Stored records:
>>

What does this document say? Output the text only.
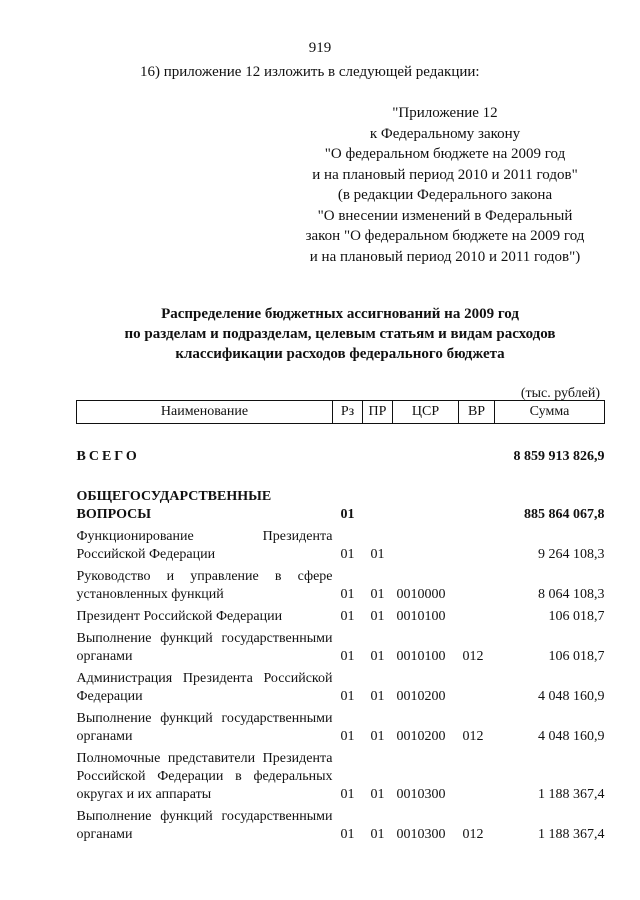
919
16) приложение 12 изложить в следующей редакции:
"Приложение 12
к Федеральному закону
"О федеральном бюджете на 2009 год
и на плановый период 2010 и 2011 годов"
(в редакции Федерального закона
"О внесении изменений в Федеральный
закон "О федеральном бюджете на 2009 год
и на плановый период 2010 и 2011 годов")
Распределение бюджетных ассигнований на 2009 год
по разделам и подразделам, целевым статьям и видам расходов
классификации расходов федерального бюджета
(тыс. рублей)
Наименование	Рз	ПР	ЦСР	ВР	Сумма
ВСЕГО					8 859 913 826,9
ОБЩЕГОСУДАРСТВЕННЫЕ ВОПРОСЫ	01				885 864 067,8
Функционирование Президента Российской Федерации	01	01			9 264 108,3
Руководство и управление в сфере установленных функций	01	01	0010000		8 064 108,3
Президент Российской Федерации	01	01	0010100		106 018,7
Выполнение функций государственными органами	01	01	0010100	012	106 018,7
Администрация Президента Российской Федерации	01	01	0010200		4 048 160,9
Выполнение функций государственными органами	01	01	0010200	012	4 048 160,9
Полномочные представители Президента Российской Федерации в федеральных округах и их аппараты	01	01	0010300		1 188 367,4
Выполнение функций государственными органами	01	01	0010300	012	1 188 367,4
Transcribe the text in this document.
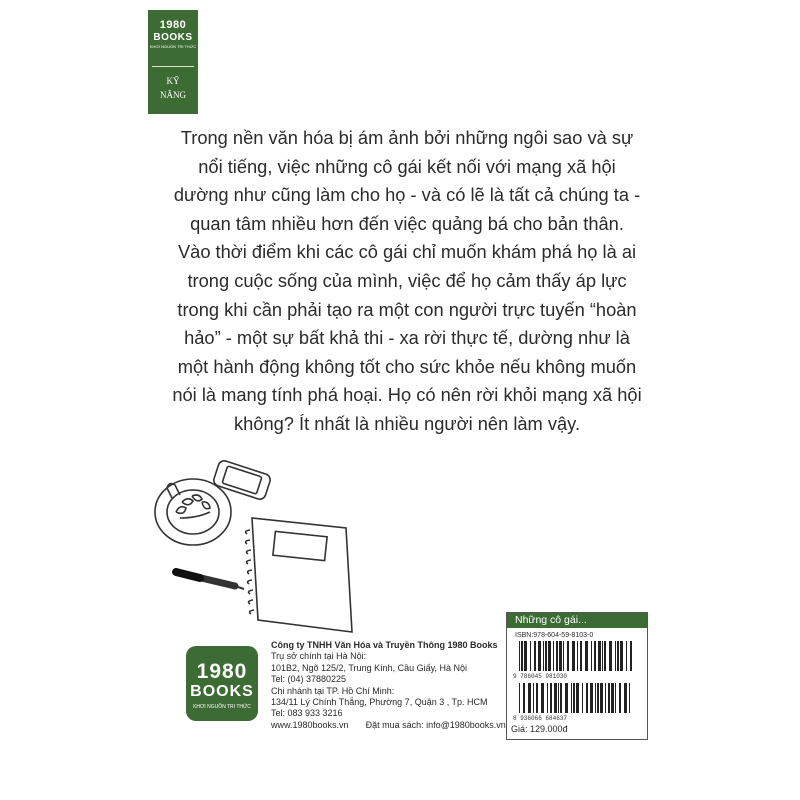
1980
BOOKS
KHƠI NGUỒN TRI THỨC
KỸ
NĂNG

Trong nền văn hóa bị ám ảnh bởi những ngôi sao và sự nổi tiếng, việc những cô gái kết nối với mạng xã hội dường như cũng làm cho họ - và có lẽ là tất cả chúng ta - quan tâm nhiều hơn đến việc quảng bá cho bản thân. Vào thời điểm khi các cô gái chỉ muốn khám phá họ là ai trong cuộc sống của mình, việc để họ cảm thấy áp lực trong khi cần phải tạo ra một con người trực tuyến “hoàn hảo” - một sự bất khả thi - xa rời thực tế, dường như là một hành động không tốt cho sức khỏe nếu không muốn nói là mang tính phá hoại. Họ có nên rời khỏi mạng xã hội không? Ít nhất là nhiều người nên làm vậy.

1980
BOOKS
KHƠI NGUỒN TRI THỨC
Công ty TNHH Văn Hóa và Truyền Thông 1980 Books
Trụ sở chính tại Hà Nội:
101B2, Ngõ 125/2, Trung Kính, Cầu Giấy, Hà Nội
Tel: (04) 37880225
Chi nhánh tại TP. Hồ Chí Minh:
134/11 Lý Chính Thắng, Phường 7, Quận 3 , Tp. HCM
Tel: 083 933 3216
www.1980books.vn Đặt mua sách: info@1980books.vn
Những cô gái...
ISBN:978-604-59-8103-0
9 786045 981030
8 936066 684637
Giá: 129.000đ
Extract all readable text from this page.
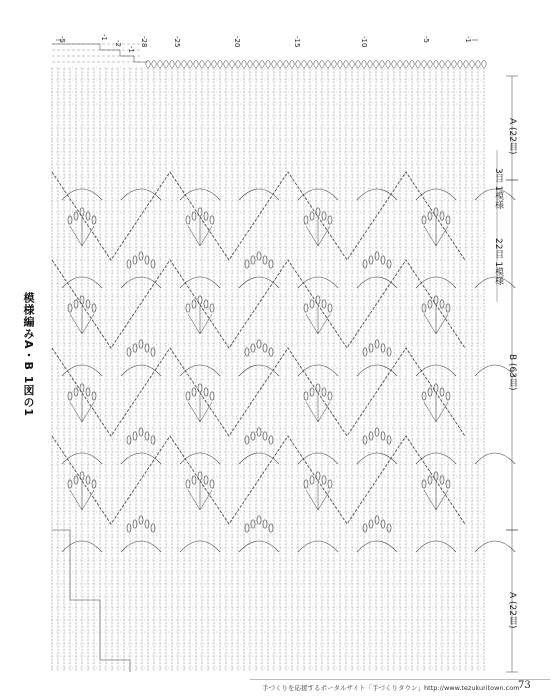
模様編みA・B 1図の1
A (22目)
B (63目)
A (22目)
3目 1模様
22目 1模様
-1
-5
-10
-15
-20
-25
-28
-5	-1
-2
-1
手づくりを応援するポータルサイト「手づくりタウン」http://www.tezukuritown.com
73
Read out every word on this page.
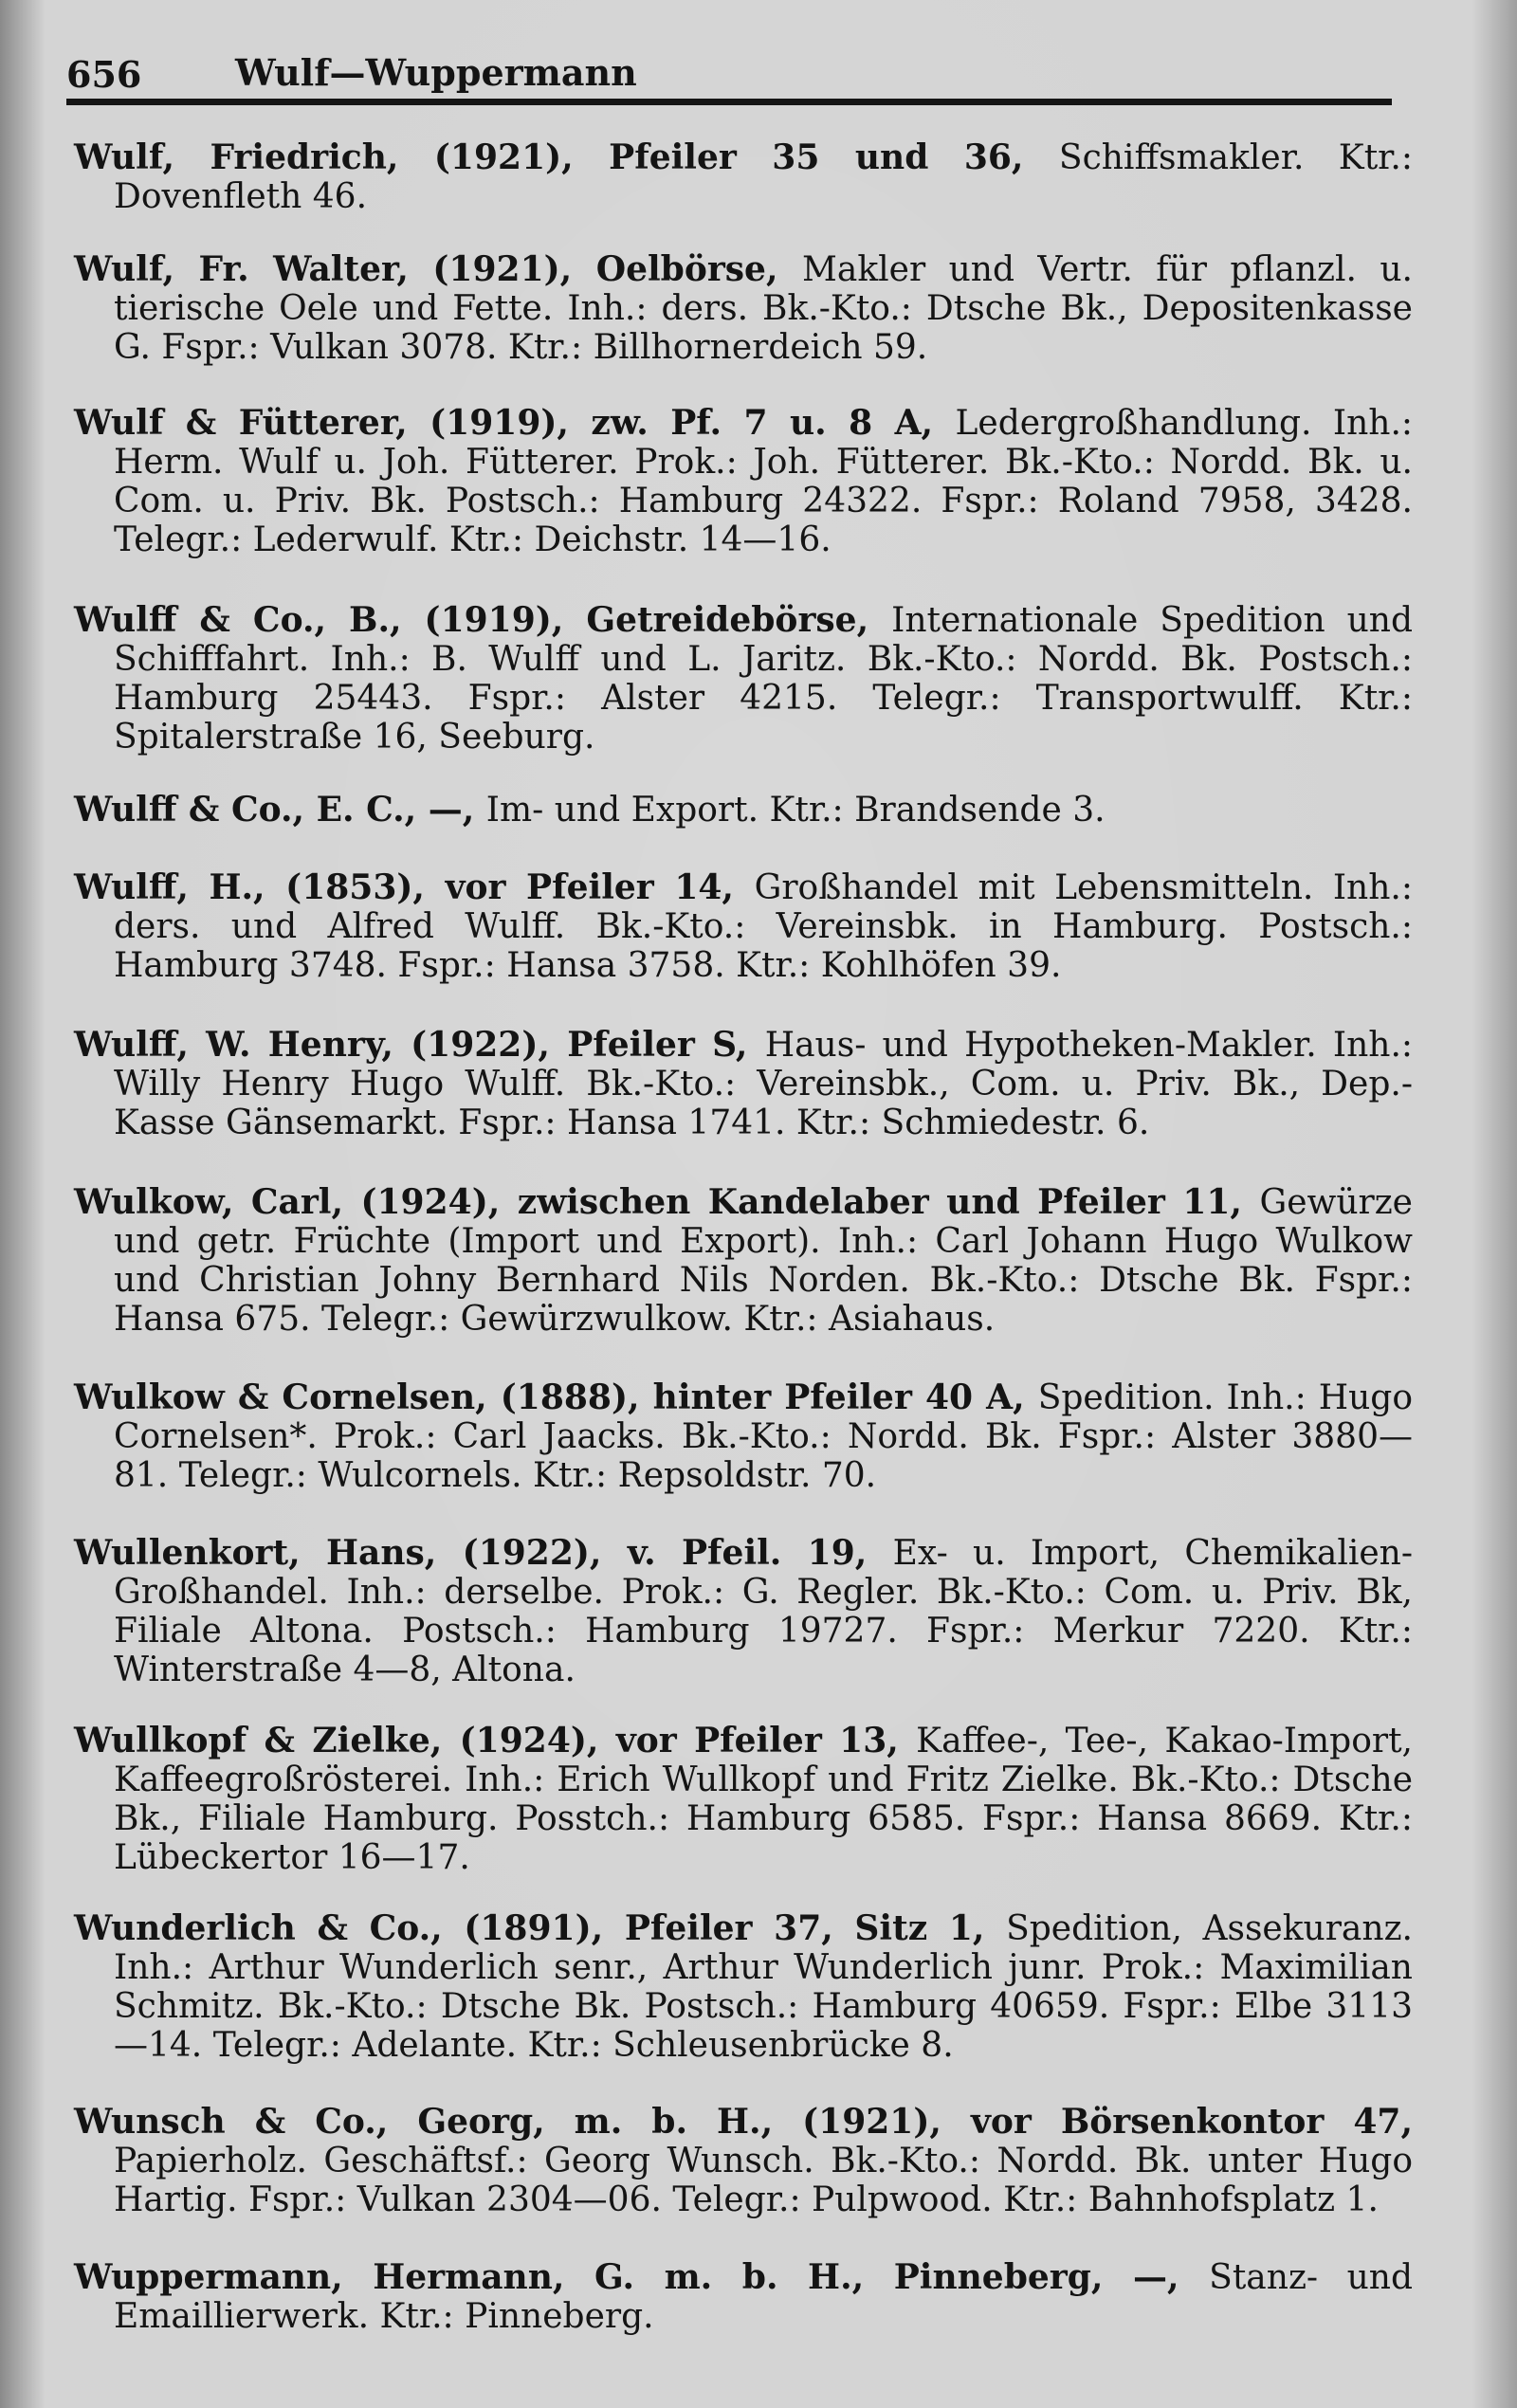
656	Wulf—Wuppermann

Wulf, Friedrich, (1921), Pfeiler 35 und 36, Schiffsmakler. Ktr.: Dovenfleth 46.

Wulf, Fr. Walter, (1921), Oelbörse, Makler und Vertr. für pflanzl. u. tierische Oele und Fette. Inh.: ders. Bk.-Kto.: Dtsche Bk., Depositenkasse G. Fspr.: Vulkan 3078. Ktr.: Billhornerdeich 59.

Wulf & Fütterer, (1919), zw. Pf. 7 u. 8 A, Ledergroßhandlung. Inh.: Herm. Wulf u. Joh. Fütterer. Prok.: Joh. Fütterer. Bk.-Kto.: Nordd. Bk. u. Com. u. Priv. Bk. Postsch.: Hamburg 24322. Fspr.: Roland 7958, 3428. Telegr.: Lederwulf. Ktr.: Deichstr. 14—16.

Wulff & Co., B., (1919), Getreidebörse, Internationale Spedition und Schifffahrt. Inh.: B. Wulff und L. Jaritz. Bk.-Kto.: Nordd. Bk. Postsch.: Hamburg 25443. Fspr.: Alster 4215. Telegr.: Transportwulff. Ktr.: Spitalerstraße 16, Seeburg.

Wulff & Co., E. C., —, Im- und Export. Ktr.: Brandsende 3.

Wulff, H., (1853), vor Pfeiler 14, Großhandel mit Lebensmitteln. Inh.: ders. und Alfred Wulff. Bk.-Kto.: Vereinsbk. in Hamburg. Postsch.: Hamburg 3748. Fspr.: Hansa 3758. Ktr.: Kohlhöfen 39.

Wulff, W. Henry, (1922), Pfeiler S, Haus- und Hypotheken-Makler. Inh.: Willy Henry Hugo Wulff. Bk.-Kto.: Vereinsbk., Com. u. Priv. Bk., Dep.-Kasse Gänsemarkt. Fspr.: Hansa 1741. Ktr.: Schmiedestr. 6.

Wulkow, Carl, (1924), zwischen Kandelaber und Pfeiler 11, Gewürze und getr. Früchte (Import und Export). Inh.: Carl Johann Hugo Wulkow und Christian Johny Bernhard Nils Norden. Bk.-Kto.: Dtsche Bk. Fspr.: Hansa 675. Telegr.: Gewürzwulkow. Ktr.: Asiahaus.

Wulkow & Cornelsen, (1888), hinter Pfeiler 40 A, Spedition. Inh.: Hugo Cornelsen*. Prok.: Carl Jaacks. Bk.-Kto.: Nordd. Bk. Fspr.: Alster 3880—81. Telegr.: Wulcornels. Ktr.: Repsoldstr. 70.

Wullenkort, Hans, (1922), v. Pfeil. 19, Ex- u. Import, Chemikalien-Großhandel. Inh.: derselbe. Prok.: G. Regler. Bk.-Kto.: Com. u. Priv. Bk, Filiale Altona. Postsch.: Hamburg 19727. Fspr.: Merkur 7220. Ktr.: Winterstraße 4—8, Altona.

Wullkopf & Zielke, (1924), vor Pfeiler 13, Kaffee-, Tee-, Kakao-Import, Kaffeegroßrösterei. Inh.: Erich Wullkopf und Fritz Zielke. Bk.-Kto.: Dtsche Bk., Filiale Hamburg. Posstch.: Hamburg 6585. Fspr.: Hansa 8669. Ktr.: Lübeckertor 16—17.

Wunderlich & Co., (1891), Pfeiler 37, Sitz 1, Spedition, Assekuranz. Inh.: Arthur Wunderlich senr., Arthur Wunderlich junr. Prok.: Maximilian Schmitz. Bk.-Kto.: Dtsche Bk. Postsch.: Hamburg 40659. Fspr.: Elbe 3113—14. Telegr.: Adelante. Ktr.: Schleusenbrücke 8.

Wunsch & Co., Georg, m. b. H., (1921), vor Börsenkontor 47, Papierholz. Geschäftsf.: Georg Wunsch. Bk.-Kto.: Nordd. Bk. unter Hugo Hartig. Fspr.: Vulkan 2304—06. Telegr.: Pulpwood. Ktr.: Bahnhofsplatz 1.

Wuppermann, Hermann, G. m. b. H., Pinneberg, —, Stanz- und Emaillierwerk. Ktr.: Pinneberg.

<<

» What is expected:
From the listing above, pick out every line containing "период".

» Problem solution:
и на плановый период 2010 и 2011 годов"
и на плановый период 2010 и 2011 годов")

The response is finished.